== Gösterilen Metin ==
----------------------------------------

Türk’ü yok etmeyi, Türk Atayurdu Anadolu’yu ele geçirmeyi amaçlayan güçleri ve Avrupa karşısında ikiyüz yıla yakın bir geri çekilmeyi Sakarya’da durduran, tarihe Sakarya Zaferini yazdıran ve Türk’ü dünya karşısında yeniden onura ve saygınlığa kavuşturan Gazi Başkumandandı. Zaferlerle vatanı kazanan, barışla Türk Milletinin varlığını, bağımsızlığını, dünyaya tanıtıp, kabul ettiren bir kurtarıcıydı. Yeni, milli, laik, ileri, çağdaş Türkiye Cumhuriyeti Devleti’nin kurucusuydu. Millet içinde, milletle birlikte yaptığı inkılâplarla zaferi, yeni vatanı, yeni toplumu, yeni devleti ebediyen güvenceye alan büyük ve eşsiz inkılâpçıydı. Türk’e tarih, Türk’e dil, Türk’e töre, Türk’e güven, Türk’e yükselme, Türk’e ilerleme aşkı veren, Türk’ü bilmeden anlaşılamayan Yüce Türk, Atatürk’dü.

Atatürk, bütün bu sıfat ve özelliklerinin ötesinde bir vatandaştı. Eseri, Türkiye Cumhuriyeti Devleti idi. Düşünceleri, fikirleri, tutumları, davranışları, uyguladıkları, idealleri içinde olupta uygulayamadıkları yaşadığı zaman kesitinde ve uzun bir süre “Kemalizm” daha sonra “Atatürk’çü Düşünce” adı altında toplanmaya, tanımlanmaya, sistemleştirilip açıklanmaya, işlenmeye çalışılacaktı. Fakat, bütün bu uğraşıların dışında, Atatürk, milli bir ruh, milli bir ışık, milli bir enerji olarak düşünceleri, yaptıkları, ülküsü, hedefleri, yapamadıklarıyla ebediyen Türk Milletinin vicdanında, ruhunda, benliğinde yaşayacak, düşünce ve hayat tarzını yönlendirecek, Türk Milleti varoldukça, Atatürk yaşayacak; Atatürk’çü düşünce ve hayat tarzı var olup, devam ettikçe, Türk Milleti tüm güç ve yetenekleriyle ve özellikleriyle devam edecekti.

Cumhuriyetin ilk nesilleri onunla beraberken bunları anlıyorlar, duyuyorlar, yaşıyorlardı.

----------------------------------------

== Tamamlanacak Alıştırmalar ==
A – Atatürk hakkındaki metnin "Türk’ü yok etmeyi, Türk" sözlerini içeren kısımla açılıp "Yüce Türk, Atatürk’dü." ile kapanan bölümünü harfi harfine tekrarlar mısın?
B – Atatürk hakkındaki metni durduğu yerden alıp bir sonraki bölümü yazarak tamamlar mısın?
Aşağıdaki satırların Atatürk hakkındaki metinle hiçbir bağlantısı yoktur.

----------------------------------------

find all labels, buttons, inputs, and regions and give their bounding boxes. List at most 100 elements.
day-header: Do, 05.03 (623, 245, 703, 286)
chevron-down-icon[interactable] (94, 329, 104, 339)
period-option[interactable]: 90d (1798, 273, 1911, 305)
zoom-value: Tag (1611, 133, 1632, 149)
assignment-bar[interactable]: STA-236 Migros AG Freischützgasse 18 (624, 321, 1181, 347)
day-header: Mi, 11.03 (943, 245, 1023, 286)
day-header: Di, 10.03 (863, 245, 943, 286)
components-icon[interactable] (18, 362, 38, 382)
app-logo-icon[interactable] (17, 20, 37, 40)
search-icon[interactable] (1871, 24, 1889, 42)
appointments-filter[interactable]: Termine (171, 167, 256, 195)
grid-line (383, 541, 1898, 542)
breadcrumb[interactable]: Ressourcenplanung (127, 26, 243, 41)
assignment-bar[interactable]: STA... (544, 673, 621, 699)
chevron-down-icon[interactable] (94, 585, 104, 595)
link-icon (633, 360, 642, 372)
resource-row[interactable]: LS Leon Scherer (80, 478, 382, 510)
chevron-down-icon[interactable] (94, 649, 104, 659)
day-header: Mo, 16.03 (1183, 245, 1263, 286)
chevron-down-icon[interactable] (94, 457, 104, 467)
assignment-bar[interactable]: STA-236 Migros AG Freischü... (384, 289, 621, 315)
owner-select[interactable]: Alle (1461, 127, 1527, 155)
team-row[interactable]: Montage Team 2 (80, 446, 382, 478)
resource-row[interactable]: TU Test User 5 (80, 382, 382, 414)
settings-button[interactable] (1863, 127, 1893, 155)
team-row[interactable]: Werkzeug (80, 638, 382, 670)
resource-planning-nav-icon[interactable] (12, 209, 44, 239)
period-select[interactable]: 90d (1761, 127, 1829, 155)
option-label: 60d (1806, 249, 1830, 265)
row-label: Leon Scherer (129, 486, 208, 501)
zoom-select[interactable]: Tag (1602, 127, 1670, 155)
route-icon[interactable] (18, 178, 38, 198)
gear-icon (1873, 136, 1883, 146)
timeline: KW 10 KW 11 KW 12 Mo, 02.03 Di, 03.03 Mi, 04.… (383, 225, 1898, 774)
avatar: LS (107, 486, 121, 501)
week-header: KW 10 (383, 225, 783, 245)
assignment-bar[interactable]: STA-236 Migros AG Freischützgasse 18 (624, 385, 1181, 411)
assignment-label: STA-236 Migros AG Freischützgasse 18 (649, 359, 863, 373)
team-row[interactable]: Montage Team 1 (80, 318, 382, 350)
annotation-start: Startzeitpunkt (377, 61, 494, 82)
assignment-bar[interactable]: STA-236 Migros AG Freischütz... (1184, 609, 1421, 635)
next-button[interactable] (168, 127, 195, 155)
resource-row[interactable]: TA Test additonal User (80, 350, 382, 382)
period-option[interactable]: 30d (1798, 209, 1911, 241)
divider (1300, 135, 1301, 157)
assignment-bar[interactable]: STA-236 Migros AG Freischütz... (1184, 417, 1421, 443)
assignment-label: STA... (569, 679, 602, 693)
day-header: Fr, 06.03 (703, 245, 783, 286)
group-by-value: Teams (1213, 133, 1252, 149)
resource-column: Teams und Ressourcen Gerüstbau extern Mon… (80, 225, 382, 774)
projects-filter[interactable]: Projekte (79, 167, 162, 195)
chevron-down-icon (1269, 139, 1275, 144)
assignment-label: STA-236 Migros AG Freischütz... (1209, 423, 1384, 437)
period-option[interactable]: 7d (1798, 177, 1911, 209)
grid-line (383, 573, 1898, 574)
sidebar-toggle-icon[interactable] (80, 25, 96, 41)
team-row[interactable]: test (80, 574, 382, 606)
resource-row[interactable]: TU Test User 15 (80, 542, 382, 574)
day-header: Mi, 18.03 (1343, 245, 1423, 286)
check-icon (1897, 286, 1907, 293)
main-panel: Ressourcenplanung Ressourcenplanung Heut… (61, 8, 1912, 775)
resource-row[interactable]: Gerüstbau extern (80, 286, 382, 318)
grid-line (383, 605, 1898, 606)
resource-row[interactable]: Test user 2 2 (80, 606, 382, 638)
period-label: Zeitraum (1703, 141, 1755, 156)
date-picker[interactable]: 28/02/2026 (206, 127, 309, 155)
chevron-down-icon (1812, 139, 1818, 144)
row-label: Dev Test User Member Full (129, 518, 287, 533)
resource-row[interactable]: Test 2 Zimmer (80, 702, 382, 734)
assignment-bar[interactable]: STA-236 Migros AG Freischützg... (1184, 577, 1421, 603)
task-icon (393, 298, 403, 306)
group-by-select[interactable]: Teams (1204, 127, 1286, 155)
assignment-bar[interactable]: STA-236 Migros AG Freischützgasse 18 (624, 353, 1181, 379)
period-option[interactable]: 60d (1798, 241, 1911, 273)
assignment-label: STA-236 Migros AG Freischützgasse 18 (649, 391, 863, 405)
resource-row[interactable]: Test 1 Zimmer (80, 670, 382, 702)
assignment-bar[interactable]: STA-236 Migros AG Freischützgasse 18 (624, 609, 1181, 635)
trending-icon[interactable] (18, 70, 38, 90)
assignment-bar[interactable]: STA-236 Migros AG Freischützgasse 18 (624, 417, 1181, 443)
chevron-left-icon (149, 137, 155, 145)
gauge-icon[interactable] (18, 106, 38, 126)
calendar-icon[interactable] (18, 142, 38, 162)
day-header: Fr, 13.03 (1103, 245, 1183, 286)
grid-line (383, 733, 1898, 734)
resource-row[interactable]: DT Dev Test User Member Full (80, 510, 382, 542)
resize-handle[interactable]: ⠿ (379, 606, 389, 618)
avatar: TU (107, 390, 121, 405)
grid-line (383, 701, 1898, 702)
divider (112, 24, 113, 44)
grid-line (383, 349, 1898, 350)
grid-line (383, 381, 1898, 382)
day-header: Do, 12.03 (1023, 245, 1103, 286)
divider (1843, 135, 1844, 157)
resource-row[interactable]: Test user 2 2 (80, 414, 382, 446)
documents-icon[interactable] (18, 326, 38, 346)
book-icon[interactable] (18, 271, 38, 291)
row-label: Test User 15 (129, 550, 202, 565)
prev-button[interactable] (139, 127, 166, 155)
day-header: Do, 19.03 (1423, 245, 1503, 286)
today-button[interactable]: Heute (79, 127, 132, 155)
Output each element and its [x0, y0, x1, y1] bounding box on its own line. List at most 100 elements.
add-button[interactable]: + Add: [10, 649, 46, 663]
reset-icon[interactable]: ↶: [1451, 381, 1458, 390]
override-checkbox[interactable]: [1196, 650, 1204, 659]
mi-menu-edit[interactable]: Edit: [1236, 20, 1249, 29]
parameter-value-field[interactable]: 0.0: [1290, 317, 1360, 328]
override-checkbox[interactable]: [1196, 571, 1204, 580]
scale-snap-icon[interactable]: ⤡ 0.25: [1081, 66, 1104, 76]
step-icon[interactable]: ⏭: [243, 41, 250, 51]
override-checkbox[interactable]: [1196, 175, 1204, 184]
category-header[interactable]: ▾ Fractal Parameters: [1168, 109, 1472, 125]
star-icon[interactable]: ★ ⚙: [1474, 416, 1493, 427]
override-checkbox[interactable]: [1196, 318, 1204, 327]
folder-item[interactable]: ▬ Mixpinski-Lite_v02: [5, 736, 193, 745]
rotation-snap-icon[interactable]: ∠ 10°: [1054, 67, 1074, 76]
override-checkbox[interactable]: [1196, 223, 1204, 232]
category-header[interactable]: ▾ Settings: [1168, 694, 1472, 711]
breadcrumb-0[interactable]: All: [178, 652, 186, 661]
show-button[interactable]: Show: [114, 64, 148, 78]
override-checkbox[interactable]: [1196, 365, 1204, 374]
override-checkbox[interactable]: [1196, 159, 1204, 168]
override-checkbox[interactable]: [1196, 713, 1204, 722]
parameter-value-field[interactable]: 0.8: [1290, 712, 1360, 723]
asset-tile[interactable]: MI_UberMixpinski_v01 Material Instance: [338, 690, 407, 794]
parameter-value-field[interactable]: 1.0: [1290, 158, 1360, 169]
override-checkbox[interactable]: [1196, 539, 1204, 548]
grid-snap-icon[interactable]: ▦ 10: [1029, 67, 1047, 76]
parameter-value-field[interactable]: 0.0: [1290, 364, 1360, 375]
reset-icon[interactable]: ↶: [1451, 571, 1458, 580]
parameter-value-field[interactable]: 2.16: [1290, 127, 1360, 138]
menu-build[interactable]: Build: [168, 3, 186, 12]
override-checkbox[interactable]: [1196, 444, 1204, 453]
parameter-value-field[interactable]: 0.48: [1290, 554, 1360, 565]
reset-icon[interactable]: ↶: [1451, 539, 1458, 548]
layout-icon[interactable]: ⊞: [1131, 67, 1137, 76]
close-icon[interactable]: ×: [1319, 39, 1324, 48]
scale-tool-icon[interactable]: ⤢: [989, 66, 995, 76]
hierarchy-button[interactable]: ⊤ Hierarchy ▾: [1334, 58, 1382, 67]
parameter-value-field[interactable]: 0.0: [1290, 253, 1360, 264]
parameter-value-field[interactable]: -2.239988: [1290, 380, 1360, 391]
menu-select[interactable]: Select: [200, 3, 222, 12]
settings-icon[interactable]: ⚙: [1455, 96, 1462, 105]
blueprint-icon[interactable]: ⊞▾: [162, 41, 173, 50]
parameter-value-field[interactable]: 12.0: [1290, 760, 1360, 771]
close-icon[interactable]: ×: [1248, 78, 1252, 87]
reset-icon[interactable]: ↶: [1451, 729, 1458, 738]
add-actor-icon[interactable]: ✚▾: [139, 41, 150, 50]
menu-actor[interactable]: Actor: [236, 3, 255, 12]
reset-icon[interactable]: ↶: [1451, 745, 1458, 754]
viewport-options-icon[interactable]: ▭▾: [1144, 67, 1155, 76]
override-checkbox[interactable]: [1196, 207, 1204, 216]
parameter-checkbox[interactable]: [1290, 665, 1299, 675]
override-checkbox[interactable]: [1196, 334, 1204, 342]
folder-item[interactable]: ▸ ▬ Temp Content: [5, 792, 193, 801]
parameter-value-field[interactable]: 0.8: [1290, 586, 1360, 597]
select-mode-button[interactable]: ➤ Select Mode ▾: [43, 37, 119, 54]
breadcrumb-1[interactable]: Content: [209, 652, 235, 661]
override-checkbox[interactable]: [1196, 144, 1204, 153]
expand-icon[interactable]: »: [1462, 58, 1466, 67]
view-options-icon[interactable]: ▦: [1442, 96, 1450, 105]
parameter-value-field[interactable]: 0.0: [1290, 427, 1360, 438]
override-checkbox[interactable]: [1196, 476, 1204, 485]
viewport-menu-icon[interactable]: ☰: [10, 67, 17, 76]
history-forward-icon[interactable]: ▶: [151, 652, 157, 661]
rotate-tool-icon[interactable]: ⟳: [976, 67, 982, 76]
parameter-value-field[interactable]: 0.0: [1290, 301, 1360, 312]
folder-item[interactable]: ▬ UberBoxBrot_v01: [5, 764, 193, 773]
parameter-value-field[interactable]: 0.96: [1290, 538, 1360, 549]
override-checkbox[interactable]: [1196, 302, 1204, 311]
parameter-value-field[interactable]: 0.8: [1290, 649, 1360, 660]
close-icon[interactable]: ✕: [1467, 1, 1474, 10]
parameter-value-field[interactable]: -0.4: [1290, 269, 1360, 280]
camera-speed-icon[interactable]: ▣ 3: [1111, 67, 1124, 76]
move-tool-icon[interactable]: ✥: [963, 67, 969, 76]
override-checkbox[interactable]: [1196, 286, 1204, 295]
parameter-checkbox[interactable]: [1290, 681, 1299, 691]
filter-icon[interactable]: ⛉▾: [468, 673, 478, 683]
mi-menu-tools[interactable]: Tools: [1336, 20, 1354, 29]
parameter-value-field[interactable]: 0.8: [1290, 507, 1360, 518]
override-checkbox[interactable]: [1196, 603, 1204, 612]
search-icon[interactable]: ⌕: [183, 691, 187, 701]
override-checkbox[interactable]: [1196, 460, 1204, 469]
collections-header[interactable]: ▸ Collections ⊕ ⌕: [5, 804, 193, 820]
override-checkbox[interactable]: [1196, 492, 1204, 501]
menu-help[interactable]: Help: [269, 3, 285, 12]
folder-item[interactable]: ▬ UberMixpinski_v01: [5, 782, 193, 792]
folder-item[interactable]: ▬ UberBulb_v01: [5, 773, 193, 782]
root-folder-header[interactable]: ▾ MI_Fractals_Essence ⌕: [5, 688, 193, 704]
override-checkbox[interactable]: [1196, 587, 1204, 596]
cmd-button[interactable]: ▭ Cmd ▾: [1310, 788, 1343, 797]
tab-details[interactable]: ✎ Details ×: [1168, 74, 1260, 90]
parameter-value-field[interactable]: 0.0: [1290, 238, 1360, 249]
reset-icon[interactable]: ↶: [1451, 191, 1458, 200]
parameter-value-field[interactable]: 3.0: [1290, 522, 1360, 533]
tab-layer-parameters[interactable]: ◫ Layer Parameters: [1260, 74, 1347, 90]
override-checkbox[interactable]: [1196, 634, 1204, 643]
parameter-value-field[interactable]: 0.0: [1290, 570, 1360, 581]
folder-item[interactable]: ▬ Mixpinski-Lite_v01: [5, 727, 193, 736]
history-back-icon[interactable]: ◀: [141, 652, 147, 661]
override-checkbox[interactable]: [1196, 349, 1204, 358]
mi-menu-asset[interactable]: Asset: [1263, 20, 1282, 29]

----------------------------------------

== Alıştırma Cevapları ==
A –
Türk’ü yok etmeyi, Türk Atayurdu Anadolu’yu ele geçirmeyi amaçlayan güçleri ve Avrupa karşısında ikiyüz yıla yakın bir geri çekilmeyi Sakarya’da durduran, tarihe Sakarya Zaferini yazdıran ve Türk’ü dünya karşısında yeniden onura ve saygınlığa kavuşturan Gazi Başkumandandı. Zaferlerle vatanı kazanan, barışla Türk Milletinin varlığını, bağımsızlığını, dünyaya tanıtıp, kabul ettiren bir kurtarıcıydı. Yeni, milli, laik, ileri, çağdaş Türkiye Cumhuriyeti Devleti’nin kurucusuydu. Millet içinde, milletle birlikte yaptığı inkılâplarla zaferi, yeni vatanı, yeni toplumu, yeni devleti ebediyen güvenceye alan büyük ve eşsiz inkılâpçıydı. Türk’e tarih, Türk’e dil, Türk’e töre, Türk’e güven, Türk’e yükselme, Türk’e ilerleme aşkı veren, Türk’ü bilmeden anlaşılamayan Yüce Türk, Atatürk’dü.

B –
Atatürk’ü Anlatmak

Gazi Mustafa Kemal Atatürk’ün davasını, ülküsünü, hedeflerini, ilkelerini, düşüncelerini, tutumlarını, davranış ve eylemlerini geleceğin Türk çocuklarına anlatmak görevi öncelikle O’nun kurtuluş mücadelesi ve inkılâp hareketleri arkadaşlarının ve cumhuriyetin ilk nesilerinin üstlendikleri kutsal ve milli bir sorumluluktu. Bu sorumluluk, Atatürk’ü anlatmakla eş zamanlı olarak, Türk Milleti’nin tarihini, kültürünü, özelliklerini, niteliklerini, bağımsızlık ve hürriyetleri için neleri yapabildiğini doğru ve gerçek kaynaklara dayanarak, bir bütünlük içerisinde, gelecek nesillere aktarmayı da kapsamına alıyordu. Türk Milleti anlaşılmadan Atatürk’ü; Atatürk’ü anlamadan Türk Milletini yeterince açıklamak zordu ve hatta imkânsızdı. Çünkü Türk Milleti kendi bağrından çıkardığı o yüce varlıkla özdeşleşmiş, Gazi Mustafa Kemal ise, millet davası, millet ülküsü, millet çıkarları, millet hedefleri, millet politikaları, millet özlemleri ve beklentileriyle yaşayarak ve yalnız ona hizmet ederek ATATÜRK olmuştu.

Bu vatansever mücahitler ve inkılâpçılar fani hayatlarını Atatürk’le paylaştıkları zaman kesitinde açıklanan görevlerini, özellikle, son yirmi yıl içerisinde (1918-1938) meydana gelen olayların, oluşumların, yapılan eylemlerin açıklanmasıyla hududlu bir şekilde yerine getirmeye çalıştılar. Bu süre içinde Türk Milletinin çektiği acıları, üzüntüleri, yoklukları, yıkımları, karşı karşıya kaldığı düşmanlıkları, girişilen mücadeleleri, katlanılan özverileri, kazanılan başarı ve zaferleri, yapılan devrimleri, ulaşılan olağanüstü sonuç ve gelişmeleri ve bütün bunların içinde yer alan, öncülüğü ve liderliğiyle rol oynayan Gazi Mustafa Kemal Atatürk’ü genç nesillere anlattılar.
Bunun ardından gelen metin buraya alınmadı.